**GIVEN EXERCISE**
Locate the line that contains "What does this". Copy it and every following line through the end of the records, exactly, and include nothing else.
▼▼▼
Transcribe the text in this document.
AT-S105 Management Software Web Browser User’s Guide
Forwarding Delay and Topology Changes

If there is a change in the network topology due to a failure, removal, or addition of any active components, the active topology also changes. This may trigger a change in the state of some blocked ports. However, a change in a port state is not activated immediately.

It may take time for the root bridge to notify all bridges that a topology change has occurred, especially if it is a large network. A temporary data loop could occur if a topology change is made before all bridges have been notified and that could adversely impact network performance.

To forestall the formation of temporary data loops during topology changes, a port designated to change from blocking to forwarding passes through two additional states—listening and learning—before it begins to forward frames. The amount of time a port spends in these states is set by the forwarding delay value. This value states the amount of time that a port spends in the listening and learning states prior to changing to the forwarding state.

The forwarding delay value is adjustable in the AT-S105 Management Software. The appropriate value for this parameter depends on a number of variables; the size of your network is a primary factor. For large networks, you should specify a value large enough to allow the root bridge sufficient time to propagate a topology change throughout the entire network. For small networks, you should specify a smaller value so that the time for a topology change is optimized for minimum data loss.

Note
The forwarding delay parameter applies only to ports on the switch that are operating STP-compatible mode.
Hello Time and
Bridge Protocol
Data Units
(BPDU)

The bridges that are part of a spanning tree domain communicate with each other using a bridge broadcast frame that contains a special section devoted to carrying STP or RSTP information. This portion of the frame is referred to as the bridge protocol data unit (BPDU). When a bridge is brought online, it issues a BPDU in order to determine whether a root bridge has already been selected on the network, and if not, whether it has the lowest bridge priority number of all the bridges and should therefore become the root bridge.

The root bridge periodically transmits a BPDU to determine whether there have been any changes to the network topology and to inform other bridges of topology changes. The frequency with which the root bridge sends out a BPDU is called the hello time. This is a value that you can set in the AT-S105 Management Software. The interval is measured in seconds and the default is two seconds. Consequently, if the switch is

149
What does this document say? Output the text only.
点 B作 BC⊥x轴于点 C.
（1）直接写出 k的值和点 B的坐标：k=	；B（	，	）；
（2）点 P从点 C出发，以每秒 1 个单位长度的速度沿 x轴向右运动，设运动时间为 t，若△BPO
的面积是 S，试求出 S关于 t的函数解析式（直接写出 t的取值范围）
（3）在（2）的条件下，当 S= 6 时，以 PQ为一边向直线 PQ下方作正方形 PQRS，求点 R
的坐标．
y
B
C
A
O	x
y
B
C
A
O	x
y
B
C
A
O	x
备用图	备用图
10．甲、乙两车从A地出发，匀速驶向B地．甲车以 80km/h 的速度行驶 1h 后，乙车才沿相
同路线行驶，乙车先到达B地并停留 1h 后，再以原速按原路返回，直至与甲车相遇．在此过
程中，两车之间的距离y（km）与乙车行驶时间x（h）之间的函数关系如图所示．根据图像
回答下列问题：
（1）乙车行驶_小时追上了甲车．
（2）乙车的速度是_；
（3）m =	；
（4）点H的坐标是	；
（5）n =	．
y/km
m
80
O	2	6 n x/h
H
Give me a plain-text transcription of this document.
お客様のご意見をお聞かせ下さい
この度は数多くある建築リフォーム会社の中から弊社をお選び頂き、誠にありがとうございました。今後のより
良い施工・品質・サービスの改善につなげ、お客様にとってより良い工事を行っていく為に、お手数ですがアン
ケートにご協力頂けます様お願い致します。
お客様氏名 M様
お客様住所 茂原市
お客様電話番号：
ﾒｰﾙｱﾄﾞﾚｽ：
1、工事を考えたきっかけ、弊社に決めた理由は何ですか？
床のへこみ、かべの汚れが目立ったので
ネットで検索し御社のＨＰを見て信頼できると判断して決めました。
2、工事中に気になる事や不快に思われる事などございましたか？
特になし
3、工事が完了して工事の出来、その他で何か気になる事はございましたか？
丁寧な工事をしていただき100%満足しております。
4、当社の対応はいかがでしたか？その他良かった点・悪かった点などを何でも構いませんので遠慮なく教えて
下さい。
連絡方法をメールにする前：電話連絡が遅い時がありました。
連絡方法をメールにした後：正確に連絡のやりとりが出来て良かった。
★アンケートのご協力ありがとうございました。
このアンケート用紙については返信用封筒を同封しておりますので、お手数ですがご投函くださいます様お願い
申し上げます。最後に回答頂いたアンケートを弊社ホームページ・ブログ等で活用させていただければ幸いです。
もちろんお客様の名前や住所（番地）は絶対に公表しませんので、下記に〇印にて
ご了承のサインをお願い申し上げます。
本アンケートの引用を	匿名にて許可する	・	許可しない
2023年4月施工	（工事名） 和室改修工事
▲▲▲
**THE REPLY**
What does this document say? Output the text only.
点 B作 BC⊥x轴于点 C.
（1）直接写出 k的值和点 B的坐标：k=	；B（	，	）；
（2）点 P从点 C出发，以每秒 1 个单位长度的速度沿 x轴向右运动，设运动时间为 t，若△BPO
的面积是 S，试求出 S关于 t的函数解析式（直接写出 t的取值范围）
（3）在（2）的条件下，当 S= 6 时，以 PQ为一边向直线 PQ下方作正方形 PQRS，求点 R
的坐标．
y
B
C
A
O	x
y
B
C
A
O	x
y
B
C
A
O	x
备用图	备用图
10．甲、乙两车从A地出发，匀速驶向B地．甲车以 80km/h 的速度行驶 1h 后，乙车才沿相
同路线行驶，乙车先到达B地并停留 1h 后，再以原速按原路返回，直至与甲车相遇．在此过
程中，两车之间的距离y（km）与乙车行驶时间x（h）之间的函数关系如图所示．根据图像
回答下列问题：
（1）乙车行驶_小时追上了甲车．
（2）乙车的速度是_；
（3）m =	；
（4）点H的坐标是	；
（5）n =	．
y/km
m
80
O	2	6 n x/h
H
Give me a plain-text transcription of this document.
お客様のご意見をお聞かせ下さい
この度は数多くある建築リフォーム会社の中から弊社をお選び頂き、誠にありがとうございました。今後のより
良い施工・品質・サービスの改善につなげ、お客様にとってより良い工事を行っていく為に、お手数ですがアン
ケートにご協力頂けます様お願い致します。
お客様氏名 M様
お客様住所 茂原市
お客様電話番号：
ﾒｰﾙｱﾄﾞﾚｽ：
1、工事を考えたきっかけ、弊社に決めた理由は何ですか？
床のへこみ、かべの汚れが目立ったので
ネットで検索し御社のＨＰを見て信頼できると判断して決めました。
2、工事中に気になる事や不快に思われる事などございましたか？
特になし
3、工事が完了して工事の出来、その他で何か気になる事はございましたか？
丁寧な工事をしていただき100%満足しております。
4、当社の対応はいかがでしたか？その他良かった点・悪かった点などを何でも構いませんので遠慮なく教えて
下さい。
連絡方法をメールにする前：電話連絡が遅い時がありました。
連絡方法をメールにした後：正確に連絡のやりとりが出来て良かった。
★アンケートのご協力ありがとうございました。
このアンケート用紙については返信用封筒を同封しておりますので、お手数ですがご投函くださいます様お願い
申し上げます。最後に回答頂いたアンケートを弊社ホームページ・ブログ等で活用させていただければ幸いです。
もちろんお客様の名前や住所（番地）は絶対に公表しませんので、下記に〇印にて
ご了承のサインをお願い申し上げます。
本アンケートの引用を	匿名にて許可する	・	許可しない
2023年4月施工	（工事名） 和室改修工事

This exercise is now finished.